Format each line of the rows below as a JSON list of strings, one string per line, skipping blank lines. Leave the pictures out of the list.

Region and label listings:
..............................

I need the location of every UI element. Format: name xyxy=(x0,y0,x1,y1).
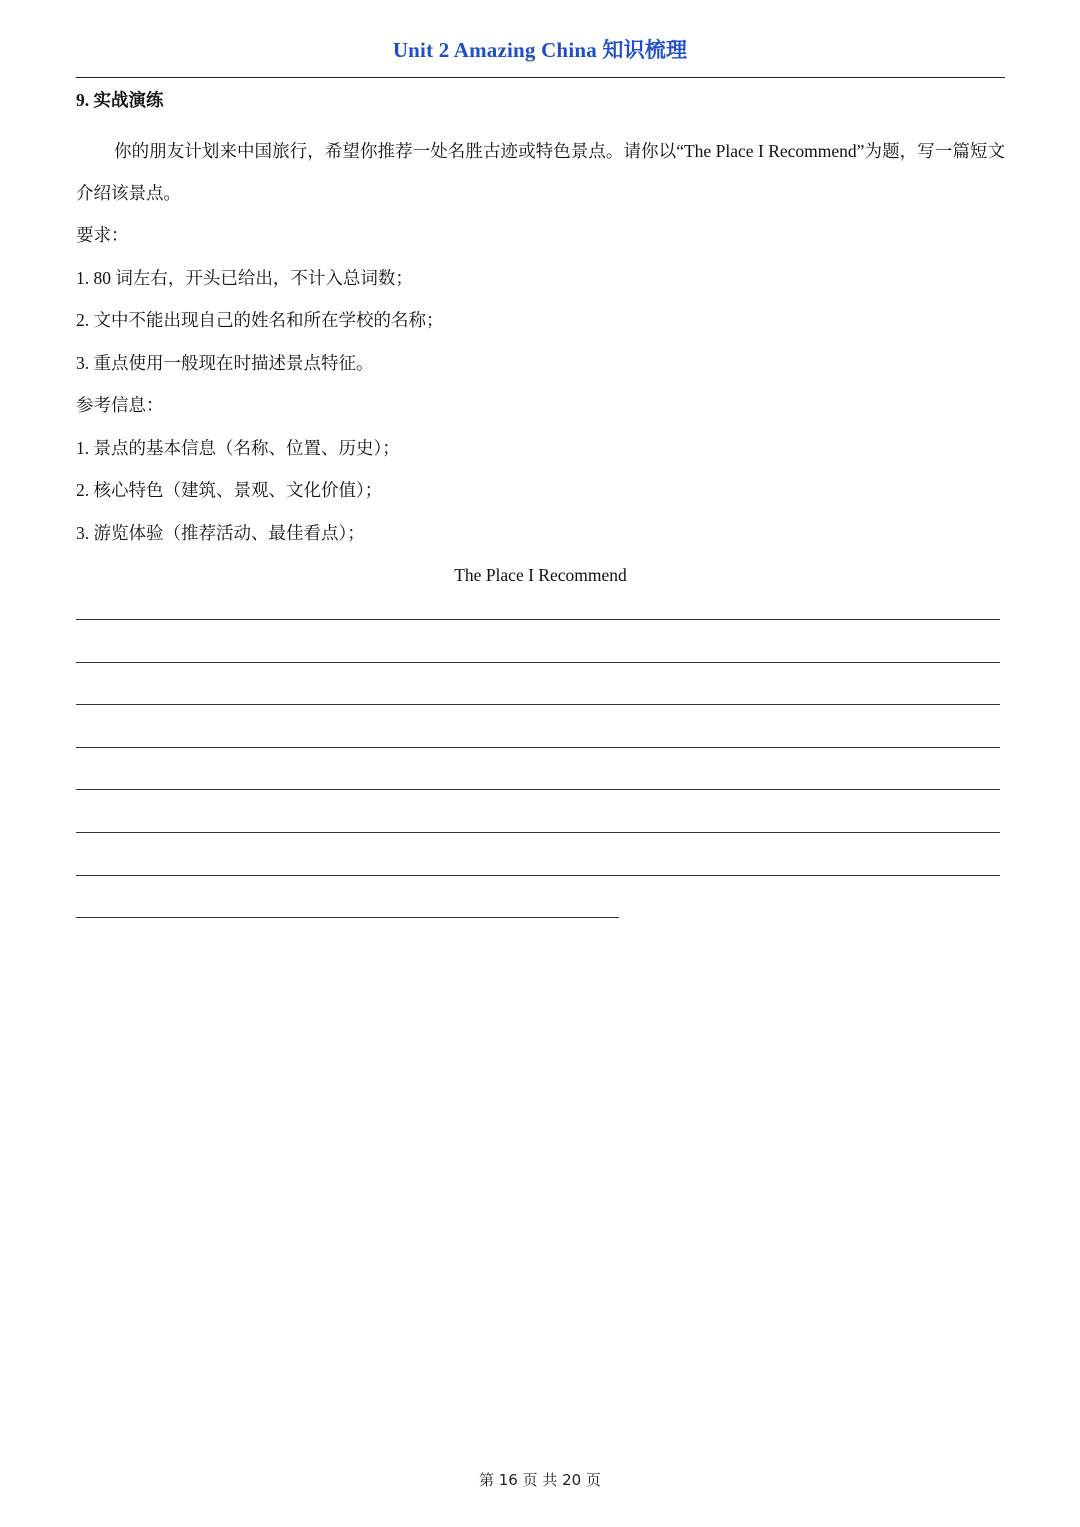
page-number: 第 16 页 共 20 页 xyxy=(478,1471,601,1489)
answer-line[interactable] xyxy=(76,747,1000,748)
reference-item: 2. 核心特色（建筑、景观、文化价值）； xyxy=(76,480,383,500)
requirements-heading: 要求： xyxy=(76,225,129,245)
answer-line[interactable] xyxy=(76,789,1000,790)
section-title: 9. 实战演练 xyxy=(76,90,164,110)
page-header-title: Unit 2 Amazing China 知识梳理 xyxy=(392,38,688,62)
answer-lines xyxy=(76,619,1000,960)
answer-line[interactable] xyxy=(76,875,1000,876)
reference-item: 3. 游览体验（推荐活动、最佳看点）； xyxy=(76,522,365,543)
answer-line[interactable] xyxy=(76,704,1000,705)
reference-heading: 参考信息： xyxy=(76,395,164,415)
answer-line[interactable] xyxy=(76,662,1000,663)
answer-line-last[interactable] xyxy=(76,917,619,918)
requirement-item: 2. 文中不能出现自己的姓名和所在学校的名称； xyxy=(76,310,444,330)
header-divider xyxy=(76,77,1005,78)
exercise-section xyxy=(76,88,1005,597)
requirement-item: 1. 80 词左右，开头已给出，不计入总词数； xyxy=(76,267,413,288)
reference-item: 1. 景点的基本信息（名称、位置、历史）； xyxy=(76,437,400,458)
answer-line[interactable] xyxy=(76,619,1000,620)
requirement-item: 3. 重点使用一般现在时描述景点特征。 xyxy=(76,352,374,373)
essay-title: The Place I Recommend xyxy=(454,565,627,585)
answer-line[interactable] xyxy=(76,832,1000,833)
writing-prompt: 你的朋友计划来中国旅行，希望你推荐一处名胜古迹或特色景点。请你以“The Place I Recommend”为题，写一篇短文介绍该景点。 xyxy=(76,141,1005,203)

..............................

• [Answer to this task]
[
  "I need the location of every UI element. Format: name xyxy=(x0,y0,x1,y1).",
  "page-number: 第 16 页 共 20 页 xyxy=(478,1471,601,1489)",
  "answer-line[interactable] xyxy=(76,747,1000,748)",
  "reference-item: 2. 核心特色（建筑、景观、文化价值）； xyxy=(76,480,383,500)",
  "requirements-heading: 要求： xyxy=(76,225,129,245)",
  "answer-line[interactable] xyxy=(76,789,1000,790)",
  "section-title: 9. 实战演练 xyxy=(76,90,164,110)",
  "page-header-title: Unit 2 Amazing China 知识梳理 xyxy=(392,38,688,62)",
  "answer-lines xyxy=(76,619,1000,960)",
  "answer-line[interactable] xyxy=(76,875,1000,876)",
  "reference-item: 3. 游览体验（推荐活动、最佳看点）； xyxy=(76,522,365,543)",
  "answer-line[interactable] xyxy=(76,704,1000,705)",
  "reference-heading: 参考信息： xyxy=(76,395,164,415)",
  "answer-line[interactable] xyxy=(76,662,1000,663)",
  "answer-line-last[interactable] xyxy=(76,917,619,918)",
  "requirement-item: 2. 文中不能出现自己的姓名和所在学校的名称； xyxy=(76,310,444,330)",
  "header-divider xyxy=(76,77,1005,78)",
  "exercise-section xyxy=(76,88,1005,597)",
  "requirement-item: 1. 80 词左右，开头已给出，不计入总词数； xyxy=(76,267,413,288)",
  "reference-item: 1. 景点的基本信息（名称、位置、历史）； xyxy=(76,437,400,458)",
  "answer-line[interactable] xyxy=(76,619,1000,620)",
  "requirement-item: 3. 重点使用一般现在时描述景点特征。 xyxy=(76,352,374,373)",
  "essay-title: The Place I Recommend xyxy=(454,565,627,585)",
  "answer-line[interactable] xyxy=(76,832,1000,833)",
  "writing-prompt: 你的朋友计划来中国旅行，希望你推荐一处名胜古迹或特色景点。请你以“The Place I Recommend”为题，写一篇短文介绍该景点。 xyxy=(76,141,1005,203)"
]